▶ _Task objective_: Output the records exactly. Include every line.

▶ _Data for processing_:
+ + + + +

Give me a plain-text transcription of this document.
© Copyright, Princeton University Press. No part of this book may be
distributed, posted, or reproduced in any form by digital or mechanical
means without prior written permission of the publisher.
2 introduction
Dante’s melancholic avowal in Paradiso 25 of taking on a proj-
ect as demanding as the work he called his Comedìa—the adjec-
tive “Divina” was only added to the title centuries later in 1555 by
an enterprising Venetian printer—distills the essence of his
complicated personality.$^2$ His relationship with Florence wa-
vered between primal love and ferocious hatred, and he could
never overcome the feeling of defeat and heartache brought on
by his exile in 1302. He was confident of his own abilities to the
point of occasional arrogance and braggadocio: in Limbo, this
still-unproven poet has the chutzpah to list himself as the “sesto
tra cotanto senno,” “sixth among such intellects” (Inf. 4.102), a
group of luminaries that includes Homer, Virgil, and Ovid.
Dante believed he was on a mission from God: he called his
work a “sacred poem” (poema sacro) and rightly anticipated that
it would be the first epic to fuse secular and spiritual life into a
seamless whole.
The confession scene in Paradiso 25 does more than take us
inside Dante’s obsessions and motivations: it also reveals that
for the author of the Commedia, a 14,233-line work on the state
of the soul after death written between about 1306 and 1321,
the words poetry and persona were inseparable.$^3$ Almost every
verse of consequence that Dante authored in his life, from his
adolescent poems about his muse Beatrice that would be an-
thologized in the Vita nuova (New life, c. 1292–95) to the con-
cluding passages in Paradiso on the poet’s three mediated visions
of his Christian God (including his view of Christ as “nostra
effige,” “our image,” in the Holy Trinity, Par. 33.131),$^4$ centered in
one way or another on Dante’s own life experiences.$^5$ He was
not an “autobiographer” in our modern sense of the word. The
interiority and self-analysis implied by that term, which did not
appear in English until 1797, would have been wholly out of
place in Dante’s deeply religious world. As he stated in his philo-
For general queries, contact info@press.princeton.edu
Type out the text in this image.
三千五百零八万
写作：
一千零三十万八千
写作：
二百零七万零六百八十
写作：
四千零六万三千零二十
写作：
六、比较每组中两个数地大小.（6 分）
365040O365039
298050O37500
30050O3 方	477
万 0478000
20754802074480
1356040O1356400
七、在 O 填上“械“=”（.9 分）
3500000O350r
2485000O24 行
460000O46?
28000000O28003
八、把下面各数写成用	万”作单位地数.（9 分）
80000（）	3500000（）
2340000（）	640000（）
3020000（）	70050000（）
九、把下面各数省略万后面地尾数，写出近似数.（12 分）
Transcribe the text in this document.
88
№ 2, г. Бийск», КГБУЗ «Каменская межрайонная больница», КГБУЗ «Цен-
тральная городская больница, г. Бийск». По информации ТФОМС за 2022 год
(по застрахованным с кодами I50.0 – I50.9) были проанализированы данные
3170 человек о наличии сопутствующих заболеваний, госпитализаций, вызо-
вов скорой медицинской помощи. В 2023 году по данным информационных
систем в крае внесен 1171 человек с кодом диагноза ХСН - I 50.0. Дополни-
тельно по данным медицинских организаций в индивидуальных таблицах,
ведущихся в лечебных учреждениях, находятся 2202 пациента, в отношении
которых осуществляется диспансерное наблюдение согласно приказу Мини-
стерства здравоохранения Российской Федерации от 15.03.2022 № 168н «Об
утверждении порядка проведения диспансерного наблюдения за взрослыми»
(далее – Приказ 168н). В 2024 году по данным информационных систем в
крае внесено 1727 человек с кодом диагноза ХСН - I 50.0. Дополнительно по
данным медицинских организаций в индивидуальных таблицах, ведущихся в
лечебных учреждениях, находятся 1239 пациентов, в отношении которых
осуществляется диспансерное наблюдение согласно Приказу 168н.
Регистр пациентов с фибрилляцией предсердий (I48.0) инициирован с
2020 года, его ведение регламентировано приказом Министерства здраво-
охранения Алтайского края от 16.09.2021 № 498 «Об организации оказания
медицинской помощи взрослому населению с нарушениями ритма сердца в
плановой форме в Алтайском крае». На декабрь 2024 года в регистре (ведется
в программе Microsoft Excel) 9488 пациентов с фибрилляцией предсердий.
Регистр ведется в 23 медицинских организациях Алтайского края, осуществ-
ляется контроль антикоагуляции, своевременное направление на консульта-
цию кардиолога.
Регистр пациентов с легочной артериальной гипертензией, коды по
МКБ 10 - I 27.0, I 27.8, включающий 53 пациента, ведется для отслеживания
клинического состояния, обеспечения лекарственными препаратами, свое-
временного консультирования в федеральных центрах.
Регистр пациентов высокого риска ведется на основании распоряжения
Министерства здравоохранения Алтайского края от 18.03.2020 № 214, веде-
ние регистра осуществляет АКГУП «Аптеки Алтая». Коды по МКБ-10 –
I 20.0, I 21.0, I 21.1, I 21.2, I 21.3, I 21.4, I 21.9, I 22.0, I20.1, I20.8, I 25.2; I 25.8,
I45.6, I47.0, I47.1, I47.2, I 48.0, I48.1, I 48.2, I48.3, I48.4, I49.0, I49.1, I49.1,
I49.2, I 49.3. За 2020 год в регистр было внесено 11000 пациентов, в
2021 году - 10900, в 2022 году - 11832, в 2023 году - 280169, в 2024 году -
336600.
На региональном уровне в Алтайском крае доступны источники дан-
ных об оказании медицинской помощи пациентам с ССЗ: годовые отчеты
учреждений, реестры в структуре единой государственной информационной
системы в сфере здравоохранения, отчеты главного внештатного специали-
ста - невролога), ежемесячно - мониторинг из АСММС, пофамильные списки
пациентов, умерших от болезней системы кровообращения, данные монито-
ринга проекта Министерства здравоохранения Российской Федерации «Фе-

+ + + + +

▶ _Task response_:
Give me a plain-text transcription of this document.
© Copyright, Princeton University Press. No part of this book may be
distributed, posted, or reproduced in any form by digital or mechanical
means without prior written permission of the publisher.
2 introduction
Dante’s melancholic avowal in Paradiso 25 of taking on a proj-
ect as demanding as the work he called his Comedìa—the adjec-
tive “Divina” was only added to the title centuries later in 1555 by
an enterprising Venetian printer—distills the essence of his
complicated personality.$^2$ His relationship with Florence wa-
vered between primal love and ferocious hatred, and he could
never overcome the feeling of defeat and heartache brought on
by his exile in 1302. He was confident of his own abilities to the
point of occasional arrogance and braggadocio: in Limbo, this
still-unproven poet has the chutzpah to list himself as the “sesto
tra cotanto senno,” “sixth among such intellects” (Inf. 4.102), a
group of luminaries that includes Homer, Virgil, and Ovid.
Dante believed he was on a mission from God: he called his
work a “sacred poem” (poema sacro) and rightly anticipated that
it would be the first epic to fuse secular and spiritual life into a
seamless whole.
The confession scene in Paradiso 25 does more than take us
inside Dante’s obsessions and motivations: it also reveals that
for the author of the Commedia, a 14,233-line work on the state
of the soul after death written between about 1306 and 1321,
the words poetry and persona were inseparable.$^3$ Almost every
verse of consequence that Dante authored in his life, from his
adolescent poems about his muse Beatrice that would be an-
thologized in the Vita nuova (New life, c. 1292–95) to the con-
cluding passages in Paradiso on the poet’s three mediated visions
of his Christian God (including his view of Christ as “nostra
effige,” “our image,” in the Holy Trinity, Par. 33.131),$^4$ centered in
one way or another on Dante’s own life experiences.$^5$ He was
not an “autobiographer” in our modern sense of the word. The
interiority and self-analysis implied by that term, which did not
appear in English until 1797, would have been wholly out of
place in Dante’s deeply religious world. As he stated in his philo-
For general queries, contact info@press.princeton.edu
Type out the text in this image.
三千五百零八万
写作：
一千零三十万八千
写作：
二百零七万零六百八十
写作：
四千零六万三千零二十
写作：
六、比较每组中两个数地大小.（6 分）
365040O365039
298050O37500
30050O3 方	477
万 0478000
20754802074480
1356040O1356400
七、在 O 填上“械“=”（.9 分）
3500000O350r
2485000O24 行
460000O46?
28000000O28003
八、把下面各数写成用	万”作单位地数.（9 分）
80000（）	3500000（）
2340000（）	640000（）
3020000（）	70050000（）
九、把下面各数省略万后面地尾数，写出近似数.（12 分）
Transcribe the text in this document.
88
№ 2, г. Бийск», КГБУЗ «Каменская межрайонная больница», КГБУЗ «Цен-
тральная городская больница, г. Бийск». По информации ТФОМС за 2022 год
(по застрахованным с кодами I50.0 – I50.9) были проанализированы данные
3170 человек о наличии сопутствующих заболеваний, госпитализаций, вызо-
вов скорой медицинской помощи. В 2023 году по данным информационных
систем в крае внесен 1171 человек с кодом диагноза ХСН - I 50.0. Дополни-
тельно по данным медицинских организаций в индивидуальных таблицах,
ведущихся в лечебных учреждениях, находятся 2202 пациента, в отношении
которых осуществляется диспансерное наблюдение согласно приказу Мини-
стерства здравоохранения Российской Федерации от 15.03.2022 № 168н «Об
утверждении порядка проведения диспансерного наблюдения за взрослыми»
(далее – Приказ 168н). В 2024 году по данным информационных систем в
крае внесено 1727 человек с кодом диагноза ХСН - I 50.0. Дополнительно по
данным медицинских организаций в индивидуальных таблицах, ведущихся в
лечебных учреждениях, находятся 1239 пациентов, в отношении которых
осуществляется диспансерное наблюдение согласно Приказу 168н.
Регистр пациентов с фибрилляцией предсердий (I48.0) инициирован с
2020 года, его ведение регламентировано приказом Министерства здраво-
охранения Алтайского края от 16.09.2021 № 498 «Об организации оказания
медицинской помощи взрослому населению с нарушениями ритма сердца в
плановой форме в Алтайском крае». На декабрь 2024 года в регистре (ведется
в программе Microsoft Excel) 9488 пациентов с фибрилляцией предсердий.
Регистр ведется в 23 медицинских организациях Алтайского края, осуществ-
ляется контроль антикоагуляции, своевременное направление на консульта-
цию кардиолога.
Регистр пациентов с легочной артериальной гипертензией, коды по
МКБ 10 - I 27.0, I 27.8, включающий 53 пациента, ведется для отслеживания
клинического состояния, обеспечения лекарственными препаратами, свое-
временного консультирования в федеральных центрах.
Регистр пациентов высокого риска ведется на основании распоряжения
Министерства здравоохранения Алтайского края от 18.03.2020 № 214, веде-
ние регистра осуществляет АКГУП «Аптеки Алтая». Коды по МКБ-10 –
I 20.0, I 21.0, I 21.1, I 21.2, I 21.3, I 21.4, I 21.9, I 22.0, I20.1, I20.8, I 25.2; I 25.8,
I45.6, I47.0, I47.1, I47.2, I 48.0, I48.1, I 48.2, I48.3, I48.4, I49.0, I49.1, I49.1,
I49.2, I 49.3. За 2020 год в регистр было внесено 11000 пациентов, в
2021 году - 10900, в 2022 году - 11832, в 2023 году - 280169, в 2024 году -
336600.
На региональном уровне в Алтайском крае доступны источники дан-
ных об оказании медицинской помощи пациентам с ССЗ: годовые отчеты
учреждений, реестры в структуре единой государственной информационной
системы в сфере здравоохранения, отчеты главного внештатного специали-
ста - невролога), ежемесячно - мониторинг из АСММС, пофамильные списки
пациентов, умерших от болезней системы кровообращения, данные монито-
ринга проекта Министерства здравоохранения Российской Федерации «Фе-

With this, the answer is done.